### Set task
Go through the entries below and copy each line containing the word "JSON".

### Entries supplied
+ + +
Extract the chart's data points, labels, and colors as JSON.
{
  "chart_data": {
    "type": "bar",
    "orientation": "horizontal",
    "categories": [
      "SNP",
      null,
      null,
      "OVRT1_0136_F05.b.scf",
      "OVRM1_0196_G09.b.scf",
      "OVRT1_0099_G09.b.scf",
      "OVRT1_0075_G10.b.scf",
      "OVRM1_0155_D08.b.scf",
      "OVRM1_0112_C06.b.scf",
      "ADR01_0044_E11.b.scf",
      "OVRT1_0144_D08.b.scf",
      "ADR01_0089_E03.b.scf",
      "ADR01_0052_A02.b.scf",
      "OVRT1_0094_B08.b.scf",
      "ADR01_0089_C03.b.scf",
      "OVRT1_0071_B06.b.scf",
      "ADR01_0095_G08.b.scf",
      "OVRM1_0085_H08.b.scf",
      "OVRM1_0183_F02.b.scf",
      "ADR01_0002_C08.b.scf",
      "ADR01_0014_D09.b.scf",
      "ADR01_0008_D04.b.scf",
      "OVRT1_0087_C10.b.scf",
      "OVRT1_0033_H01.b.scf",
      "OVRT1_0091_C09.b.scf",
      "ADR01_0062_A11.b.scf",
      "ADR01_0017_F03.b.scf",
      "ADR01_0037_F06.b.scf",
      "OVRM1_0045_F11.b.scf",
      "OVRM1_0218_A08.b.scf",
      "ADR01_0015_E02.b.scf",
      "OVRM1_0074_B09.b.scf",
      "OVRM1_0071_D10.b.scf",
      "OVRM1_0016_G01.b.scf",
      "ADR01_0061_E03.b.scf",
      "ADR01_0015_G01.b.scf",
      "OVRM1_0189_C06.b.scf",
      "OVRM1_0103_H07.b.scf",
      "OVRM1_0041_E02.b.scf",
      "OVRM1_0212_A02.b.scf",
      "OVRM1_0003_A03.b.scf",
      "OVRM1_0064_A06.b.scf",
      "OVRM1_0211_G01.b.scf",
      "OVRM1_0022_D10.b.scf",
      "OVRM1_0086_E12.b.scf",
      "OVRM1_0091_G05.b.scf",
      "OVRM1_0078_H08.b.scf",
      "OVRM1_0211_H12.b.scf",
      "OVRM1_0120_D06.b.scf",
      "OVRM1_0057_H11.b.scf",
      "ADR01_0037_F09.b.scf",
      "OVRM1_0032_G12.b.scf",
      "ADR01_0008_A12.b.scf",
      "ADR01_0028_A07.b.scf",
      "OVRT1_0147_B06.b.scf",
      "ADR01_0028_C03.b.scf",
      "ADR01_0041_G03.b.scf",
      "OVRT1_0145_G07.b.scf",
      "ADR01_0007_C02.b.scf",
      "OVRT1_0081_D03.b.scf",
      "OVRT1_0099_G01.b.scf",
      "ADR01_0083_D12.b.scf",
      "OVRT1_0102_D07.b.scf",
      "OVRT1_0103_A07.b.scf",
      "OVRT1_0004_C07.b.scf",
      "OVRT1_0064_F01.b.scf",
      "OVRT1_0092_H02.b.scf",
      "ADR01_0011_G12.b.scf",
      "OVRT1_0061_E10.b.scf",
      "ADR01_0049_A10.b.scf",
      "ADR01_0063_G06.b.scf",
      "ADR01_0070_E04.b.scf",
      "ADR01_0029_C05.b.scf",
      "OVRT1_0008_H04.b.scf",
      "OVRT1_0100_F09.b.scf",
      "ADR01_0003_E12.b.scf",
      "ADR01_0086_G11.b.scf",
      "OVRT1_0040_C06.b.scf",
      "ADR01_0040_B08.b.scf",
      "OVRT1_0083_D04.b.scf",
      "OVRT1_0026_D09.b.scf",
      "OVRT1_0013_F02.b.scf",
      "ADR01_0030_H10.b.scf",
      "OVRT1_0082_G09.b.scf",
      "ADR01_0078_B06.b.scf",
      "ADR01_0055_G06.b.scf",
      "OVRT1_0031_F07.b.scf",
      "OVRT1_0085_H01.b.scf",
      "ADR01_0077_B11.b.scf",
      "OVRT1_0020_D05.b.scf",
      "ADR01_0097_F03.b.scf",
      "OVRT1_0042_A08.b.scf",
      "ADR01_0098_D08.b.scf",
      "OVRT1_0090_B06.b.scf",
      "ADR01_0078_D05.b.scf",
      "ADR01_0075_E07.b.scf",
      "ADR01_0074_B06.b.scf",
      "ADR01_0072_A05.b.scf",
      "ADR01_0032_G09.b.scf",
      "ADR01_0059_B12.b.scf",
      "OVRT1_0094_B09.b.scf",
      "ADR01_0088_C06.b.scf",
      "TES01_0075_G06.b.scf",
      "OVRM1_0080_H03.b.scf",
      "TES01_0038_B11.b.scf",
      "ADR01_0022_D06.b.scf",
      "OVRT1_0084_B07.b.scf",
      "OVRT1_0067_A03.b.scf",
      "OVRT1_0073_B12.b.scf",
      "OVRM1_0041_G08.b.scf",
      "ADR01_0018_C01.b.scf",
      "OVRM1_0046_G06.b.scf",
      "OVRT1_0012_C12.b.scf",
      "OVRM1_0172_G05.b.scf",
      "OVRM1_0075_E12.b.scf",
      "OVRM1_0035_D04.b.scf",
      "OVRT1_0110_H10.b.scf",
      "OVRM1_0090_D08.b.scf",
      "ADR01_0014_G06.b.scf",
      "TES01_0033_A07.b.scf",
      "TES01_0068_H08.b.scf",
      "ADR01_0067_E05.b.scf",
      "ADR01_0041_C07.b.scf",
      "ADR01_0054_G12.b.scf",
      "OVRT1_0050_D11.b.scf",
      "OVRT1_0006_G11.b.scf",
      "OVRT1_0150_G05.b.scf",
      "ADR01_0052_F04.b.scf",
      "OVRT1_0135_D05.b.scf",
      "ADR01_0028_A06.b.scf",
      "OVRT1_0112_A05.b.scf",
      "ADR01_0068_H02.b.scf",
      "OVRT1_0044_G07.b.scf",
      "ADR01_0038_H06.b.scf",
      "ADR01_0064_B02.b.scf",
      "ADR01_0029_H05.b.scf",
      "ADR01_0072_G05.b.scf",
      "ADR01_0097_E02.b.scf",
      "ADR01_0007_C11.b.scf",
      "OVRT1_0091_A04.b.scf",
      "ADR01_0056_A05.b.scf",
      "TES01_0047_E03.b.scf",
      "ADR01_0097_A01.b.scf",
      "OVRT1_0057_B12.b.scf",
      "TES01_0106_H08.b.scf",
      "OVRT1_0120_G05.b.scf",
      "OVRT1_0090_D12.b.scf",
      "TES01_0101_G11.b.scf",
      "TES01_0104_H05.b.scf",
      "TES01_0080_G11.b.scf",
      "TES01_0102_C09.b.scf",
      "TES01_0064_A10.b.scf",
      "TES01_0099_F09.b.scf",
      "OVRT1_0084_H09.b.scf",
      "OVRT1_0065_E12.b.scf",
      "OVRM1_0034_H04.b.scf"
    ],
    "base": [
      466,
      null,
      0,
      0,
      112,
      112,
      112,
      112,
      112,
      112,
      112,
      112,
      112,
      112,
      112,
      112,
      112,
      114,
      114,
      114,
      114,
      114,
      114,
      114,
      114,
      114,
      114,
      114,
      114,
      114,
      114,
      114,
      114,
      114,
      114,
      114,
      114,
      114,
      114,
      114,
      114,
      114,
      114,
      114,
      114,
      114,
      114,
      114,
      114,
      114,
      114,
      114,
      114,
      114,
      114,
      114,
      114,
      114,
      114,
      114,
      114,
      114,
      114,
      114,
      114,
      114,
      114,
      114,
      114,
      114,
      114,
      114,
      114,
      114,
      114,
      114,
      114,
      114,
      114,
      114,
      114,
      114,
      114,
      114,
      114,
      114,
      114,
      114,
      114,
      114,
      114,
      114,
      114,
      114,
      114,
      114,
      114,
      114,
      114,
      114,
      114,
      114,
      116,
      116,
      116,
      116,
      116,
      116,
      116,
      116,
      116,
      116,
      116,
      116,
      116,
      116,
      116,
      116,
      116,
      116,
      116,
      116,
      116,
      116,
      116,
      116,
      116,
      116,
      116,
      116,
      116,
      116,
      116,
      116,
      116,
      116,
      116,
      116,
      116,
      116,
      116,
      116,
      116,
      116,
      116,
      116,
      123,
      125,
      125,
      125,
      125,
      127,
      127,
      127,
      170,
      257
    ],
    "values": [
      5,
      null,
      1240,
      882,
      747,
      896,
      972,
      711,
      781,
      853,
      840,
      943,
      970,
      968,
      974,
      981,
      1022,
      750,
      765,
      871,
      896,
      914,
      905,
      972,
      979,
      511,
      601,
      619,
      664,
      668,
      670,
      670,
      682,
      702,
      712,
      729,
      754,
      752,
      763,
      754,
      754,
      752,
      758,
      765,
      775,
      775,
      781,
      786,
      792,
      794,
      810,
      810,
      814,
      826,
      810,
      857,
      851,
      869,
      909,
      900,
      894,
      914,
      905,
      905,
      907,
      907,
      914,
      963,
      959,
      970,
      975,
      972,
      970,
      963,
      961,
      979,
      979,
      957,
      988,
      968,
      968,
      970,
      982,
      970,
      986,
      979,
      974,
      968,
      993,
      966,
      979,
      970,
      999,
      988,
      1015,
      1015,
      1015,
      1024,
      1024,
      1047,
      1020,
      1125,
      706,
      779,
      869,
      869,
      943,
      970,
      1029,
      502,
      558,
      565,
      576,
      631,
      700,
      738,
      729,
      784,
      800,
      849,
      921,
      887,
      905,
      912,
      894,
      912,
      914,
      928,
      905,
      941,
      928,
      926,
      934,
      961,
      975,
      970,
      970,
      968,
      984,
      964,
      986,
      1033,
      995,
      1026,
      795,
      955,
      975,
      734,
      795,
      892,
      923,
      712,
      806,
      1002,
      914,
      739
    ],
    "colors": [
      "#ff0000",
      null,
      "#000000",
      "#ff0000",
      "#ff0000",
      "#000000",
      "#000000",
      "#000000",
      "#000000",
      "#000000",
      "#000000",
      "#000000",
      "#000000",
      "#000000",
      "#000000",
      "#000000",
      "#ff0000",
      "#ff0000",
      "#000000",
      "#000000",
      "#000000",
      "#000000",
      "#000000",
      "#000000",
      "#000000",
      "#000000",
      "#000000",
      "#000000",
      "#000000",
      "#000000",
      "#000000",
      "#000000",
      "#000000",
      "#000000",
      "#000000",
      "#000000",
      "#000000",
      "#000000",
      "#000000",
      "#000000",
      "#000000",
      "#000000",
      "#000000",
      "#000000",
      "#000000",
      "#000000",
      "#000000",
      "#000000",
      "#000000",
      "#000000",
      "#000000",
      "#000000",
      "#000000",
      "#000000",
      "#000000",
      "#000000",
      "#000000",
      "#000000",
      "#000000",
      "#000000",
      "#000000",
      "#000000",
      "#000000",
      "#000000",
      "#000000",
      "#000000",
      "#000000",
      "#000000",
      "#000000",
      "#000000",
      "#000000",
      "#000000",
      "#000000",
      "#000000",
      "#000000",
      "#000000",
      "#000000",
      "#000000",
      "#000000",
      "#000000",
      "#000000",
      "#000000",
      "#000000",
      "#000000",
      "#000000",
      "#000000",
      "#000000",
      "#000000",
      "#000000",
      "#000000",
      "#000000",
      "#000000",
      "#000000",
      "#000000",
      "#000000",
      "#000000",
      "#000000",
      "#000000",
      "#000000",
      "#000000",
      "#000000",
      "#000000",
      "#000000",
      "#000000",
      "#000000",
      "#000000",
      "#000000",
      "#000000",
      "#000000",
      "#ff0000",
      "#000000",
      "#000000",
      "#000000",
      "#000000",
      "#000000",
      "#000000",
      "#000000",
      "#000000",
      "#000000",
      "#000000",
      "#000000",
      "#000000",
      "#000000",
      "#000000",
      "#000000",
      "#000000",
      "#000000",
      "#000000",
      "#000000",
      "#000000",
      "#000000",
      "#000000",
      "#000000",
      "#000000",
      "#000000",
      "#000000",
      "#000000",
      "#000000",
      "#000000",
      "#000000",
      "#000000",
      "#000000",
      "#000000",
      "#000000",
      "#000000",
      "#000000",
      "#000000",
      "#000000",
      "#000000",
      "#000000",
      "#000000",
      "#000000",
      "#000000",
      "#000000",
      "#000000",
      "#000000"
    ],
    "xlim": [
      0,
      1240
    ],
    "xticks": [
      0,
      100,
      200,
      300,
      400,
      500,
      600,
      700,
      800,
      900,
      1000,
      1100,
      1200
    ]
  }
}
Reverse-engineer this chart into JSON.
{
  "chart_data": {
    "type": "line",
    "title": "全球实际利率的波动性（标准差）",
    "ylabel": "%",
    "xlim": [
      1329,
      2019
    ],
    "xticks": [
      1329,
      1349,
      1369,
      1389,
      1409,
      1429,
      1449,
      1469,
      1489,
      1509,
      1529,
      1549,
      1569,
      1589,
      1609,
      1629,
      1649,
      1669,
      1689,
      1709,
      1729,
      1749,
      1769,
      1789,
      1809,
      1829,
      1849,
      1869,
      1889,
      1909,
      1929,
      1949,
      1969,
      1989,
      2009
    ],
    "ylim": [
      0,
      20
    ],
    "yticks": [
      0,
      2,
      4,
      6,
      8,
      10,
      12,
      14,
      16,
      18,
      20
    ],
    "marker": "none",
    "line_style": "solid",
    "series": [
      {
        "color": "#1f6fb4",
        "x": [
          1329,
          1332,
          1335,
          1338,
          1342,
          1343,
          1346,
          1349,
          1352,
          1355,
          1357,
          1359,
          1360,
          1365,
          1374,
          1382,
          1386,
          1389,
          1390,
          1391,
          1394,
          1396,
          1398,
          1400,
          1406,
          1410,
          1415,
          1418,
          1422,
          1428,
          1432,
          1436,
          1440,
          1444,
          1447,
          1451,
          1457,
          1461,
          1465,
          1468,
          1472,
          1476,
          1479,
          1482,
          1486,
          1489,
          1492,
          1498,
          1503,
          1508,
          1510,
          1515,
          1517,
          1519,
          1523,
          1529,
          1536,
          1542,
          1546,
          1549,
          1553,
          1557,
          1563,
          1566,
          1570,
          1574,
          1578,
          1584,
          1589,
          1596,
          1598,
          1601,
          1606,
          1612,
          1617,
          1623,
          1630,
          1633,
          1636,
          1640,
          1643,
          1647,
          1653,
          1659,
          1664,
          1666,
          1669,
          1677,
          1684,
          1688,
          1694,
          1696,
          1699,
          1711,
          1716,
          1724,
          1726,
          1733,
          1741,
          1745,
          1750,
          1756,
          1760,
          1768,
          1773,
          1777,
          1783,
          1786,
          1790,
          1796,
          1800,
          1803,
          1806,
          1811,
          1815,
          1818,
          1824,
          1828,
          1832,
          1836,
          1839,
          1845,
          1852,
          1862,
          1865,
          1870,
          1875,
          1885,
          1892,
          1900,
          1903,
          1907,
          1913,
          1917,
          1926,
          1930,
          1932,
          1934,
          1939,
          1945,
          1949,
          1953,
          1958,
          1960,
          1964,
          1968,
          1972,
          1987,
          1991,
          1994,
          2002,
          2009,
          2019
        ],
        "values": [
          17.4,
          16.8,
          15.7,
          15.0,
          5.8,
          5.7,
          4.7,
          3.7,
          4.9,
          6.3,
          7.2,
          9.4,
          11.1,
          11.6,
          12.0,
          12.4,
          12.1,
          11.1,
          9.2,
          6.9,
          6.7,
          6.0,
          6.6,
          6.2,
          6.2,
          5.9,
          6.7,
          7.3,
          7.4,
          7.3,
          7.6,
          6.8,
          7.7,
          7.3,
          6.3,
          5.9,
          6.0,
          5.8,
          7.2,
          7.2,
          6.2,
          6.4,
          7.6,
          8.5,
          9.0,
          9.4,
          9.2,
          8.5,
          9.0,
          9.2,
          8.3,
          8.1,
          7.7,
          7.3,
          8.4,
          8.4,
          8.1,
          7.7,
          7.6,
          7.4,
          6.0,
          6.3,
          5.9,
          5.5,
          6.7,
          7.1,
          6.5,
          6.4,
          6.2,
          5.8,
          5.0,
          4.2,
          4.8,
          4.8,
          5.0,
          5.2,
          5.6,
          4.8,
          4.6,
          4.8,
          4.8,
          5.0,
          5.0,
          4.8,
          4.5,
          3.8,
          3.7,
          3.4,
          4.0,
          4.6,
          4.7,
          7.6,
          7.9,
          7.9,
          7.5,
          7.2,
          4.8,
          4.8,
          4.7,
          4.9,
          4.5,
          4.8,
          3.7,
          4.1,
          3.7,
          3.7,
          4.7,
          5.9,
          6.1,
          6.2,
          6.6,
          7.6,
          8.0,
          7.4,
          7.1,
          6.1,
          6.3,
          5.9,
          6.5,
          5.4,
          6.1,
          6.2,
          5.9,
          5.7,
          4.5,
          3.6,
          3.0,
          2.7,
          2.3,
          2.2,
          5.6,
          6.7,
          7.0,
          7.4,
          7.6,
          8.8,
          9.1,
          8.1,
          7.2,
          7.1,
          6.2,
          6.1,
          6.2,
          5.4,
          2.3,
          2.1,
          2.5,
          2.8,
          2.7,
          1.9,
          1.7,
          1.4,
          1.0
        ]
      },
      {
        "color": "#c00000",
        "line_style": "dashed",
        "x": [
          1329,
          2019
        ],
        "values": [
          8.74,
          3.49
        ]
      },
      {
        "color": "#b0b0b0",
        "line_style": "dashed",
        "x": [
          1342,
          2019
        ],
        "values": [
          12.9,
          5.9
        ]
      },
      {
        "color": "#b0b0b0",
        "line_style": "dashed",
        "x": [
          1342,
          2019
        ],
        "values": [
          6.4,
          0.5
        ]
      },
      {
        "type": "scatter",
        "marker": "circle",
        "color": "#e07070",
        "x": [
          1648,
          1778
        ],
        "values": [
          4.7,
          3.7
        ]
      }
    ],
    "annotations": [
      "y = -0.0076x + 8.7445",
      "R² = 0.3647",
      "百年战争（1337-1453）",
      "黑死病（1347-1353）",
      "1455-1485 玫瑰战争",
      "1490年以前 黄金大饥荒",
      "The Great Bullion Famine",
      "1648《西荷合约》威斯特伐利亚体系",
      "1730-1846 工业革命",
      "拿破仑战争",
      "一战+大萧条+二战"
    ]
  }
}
+ + +
### Worked solution
Extract the chart's data points, labels, and colors as JSON.
Reverse-engineer this chart into JSON.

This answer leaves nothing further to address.